TEXT BLOCK =

········

Saturday, February 16, 2008

Recapping Season 4 of The Wire

In a marathon that screwed up my sleep schedule for the rest of the week, I finally finished Season 4 of The Wire the other night.

I have so many thoughts about it, almost all positive. I think the high point of the season was the one I blogged about a couple of entries ago, when Michael walks that inevitable descent into charred adulthood. The rest of the season almost felt like falling action after that climactic moment, but maybe because I just felt like Michael was the soul of the season. My colleagues at work disagreed - they saw Randy as the central character. I hear he's returned in Season 5, and look forward to seeing how he's ended up. When Randy is dropped off at the group home, I felt a pang of remorse for the real kids I know who have been in and out of group homes. Randy's home seemed a much nicer one than the one the kid I wish I could adopt has been put in this month. The soundless scene in which Carver beats his car horn after realizing he can't do more for Randy was just stunningly powerful to me.

I loved how the show portrayed well-intentioned and hard-working adults in the Baltimore Public Schools system, a system that still manages to chew up kids and spit them out. The show's portrayal was fair: the BCPSS is an underfunded system that wants to do more for its kids; on the other hand, any attempts at creativity and thinking outside the box are usually shot down because of public relations concerns. The teaching to the test certainly rang true - it's something I was pressured to do much of last year, and the ridiculous, ill-planned benchmarks we still get this year are further evidence for an over-emphasis on testing instead of learning. I loved descriptions of North Avenue as the "Puzzle Palace," and, of course, the line, "He just went out on a limb for you, and this system knows how to handle a chainsaw." That being said, I've never heard of turning up the heat to make the kids drowsy (indeed, I doubt our old boiler room would respond to much of anything besides random working).

Duqain and Namond, you never would have imagined they ended up where they did at the end of the season. I loved the trajectory of the character of Namond, and Dookie just broke my heart. I've never heard of the system sending students up to high school in the middle of the school year, and hope it doesn't really happen; Dookie's resolution would seem to be commonplace if it did. Kids already have a huge detachment issue with middle school - several of my 9th grade students still visit their middle school teachers all the time - and pulling the rug from under them in the middle of a school year seems cruel. Not that it's beyond the system.

········

EXTRACTED ENTRIES =
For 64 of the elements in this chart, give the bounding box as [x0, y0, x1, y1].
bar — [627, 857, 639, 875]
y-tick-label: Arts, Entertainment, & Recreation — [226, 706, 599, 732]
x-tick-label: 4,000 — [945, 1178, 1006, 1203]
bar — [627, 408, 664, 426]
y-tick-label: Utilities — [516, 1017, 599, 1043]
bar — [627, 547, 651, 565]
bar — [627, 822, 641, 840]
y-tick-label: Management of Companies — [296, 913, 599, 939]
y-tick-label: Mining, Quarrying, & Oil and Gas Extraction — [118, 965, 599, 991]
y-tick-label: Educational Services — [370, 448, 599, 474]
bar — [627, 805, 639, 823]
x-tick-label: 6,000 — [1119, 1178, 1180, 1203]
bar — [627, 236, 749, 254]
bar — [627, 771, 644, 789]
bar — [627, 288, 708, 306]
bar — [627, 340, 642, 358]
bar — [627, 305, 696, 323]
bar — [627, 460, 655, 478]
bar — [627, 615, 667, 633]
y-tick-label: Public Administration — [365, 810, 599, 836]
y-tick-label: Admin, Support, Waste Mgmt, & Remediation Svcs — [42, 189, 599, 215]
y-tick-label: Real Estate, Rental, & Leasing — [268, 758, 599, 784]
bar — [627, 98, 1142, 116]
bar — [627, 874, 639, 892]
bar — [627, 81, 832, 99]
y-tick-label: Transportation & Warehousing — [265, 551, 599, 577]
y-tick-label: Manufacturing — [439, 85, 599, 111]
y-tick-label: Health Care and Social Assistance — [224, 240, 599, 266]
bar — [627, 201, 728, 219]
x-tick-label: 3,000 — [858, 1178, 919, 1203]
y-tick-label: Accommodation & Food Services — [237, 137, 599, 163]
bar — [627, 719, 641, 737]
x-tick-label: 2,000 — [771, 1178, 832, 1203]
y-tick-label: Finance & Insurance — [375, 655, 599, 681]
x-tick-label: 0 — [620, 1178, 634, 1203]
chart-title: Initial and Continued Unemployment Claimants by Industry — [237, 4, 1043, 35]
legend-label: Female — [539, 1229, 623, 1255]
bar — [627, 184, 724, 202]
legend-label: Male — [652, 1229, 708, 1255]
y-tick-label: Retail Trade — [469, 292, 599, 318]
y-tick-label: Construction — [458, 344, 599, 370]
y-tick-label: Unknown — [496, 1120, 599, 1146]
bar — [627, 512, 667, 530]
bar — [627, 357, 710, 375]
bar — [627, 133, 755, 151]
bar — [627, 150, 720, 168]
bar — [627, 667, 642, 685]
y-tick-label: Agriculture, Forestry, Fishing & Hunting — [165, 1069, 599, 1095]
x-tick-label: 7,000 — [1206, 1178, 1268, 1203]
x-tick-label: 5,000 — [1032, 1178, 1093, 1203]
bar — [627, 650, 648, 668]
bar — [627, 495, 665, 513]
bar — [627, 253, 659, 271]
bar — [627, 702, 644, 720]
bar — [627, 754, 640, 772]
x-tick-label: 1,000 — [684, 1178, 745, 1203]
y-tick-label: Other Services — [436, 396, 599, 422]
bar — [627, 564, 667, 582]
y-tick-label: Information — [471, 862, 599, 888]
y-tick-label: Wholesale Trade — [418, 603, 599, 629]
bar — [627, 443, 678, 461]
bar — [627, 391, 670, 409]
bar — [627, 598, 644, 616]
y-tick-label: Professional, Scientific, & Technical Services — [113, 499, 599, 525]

········

USING THE INFORMATION =
1: In the post recapping Season 4 of The Wire, whom did the writer's colleagues at work see as the season's central character?
2: List every character from the show whom the post recapping Season 4 of The Wire mentions by name.
3: Print the passage of the post recapping Season 4 of The Wire starting with "Duqain and Namond, you" and going on through "beyond the system.".

EXERCISE RESPONSES =
1: Randy

2: Michael, Randy, Carver, Duqain, Namond, Dookie

3:
Duqain and Namond, you never would have imagined they ended up where they did at the end of the season. I loved the trajectory of the character of Namond, and Dookie just broke my heart. I've never heard of the system sending students up to high school in the middle of the school year, and hope it doesn't really happen; Dookie's resolution would seem to be commonplace if it did. Kids already have a huge detachment issue with middle school - several of my 9th grade students still visit their middle school teachers all the time - and pulling the rug from under them in the middle of a school year seems cruel. Not that it's beyond the system.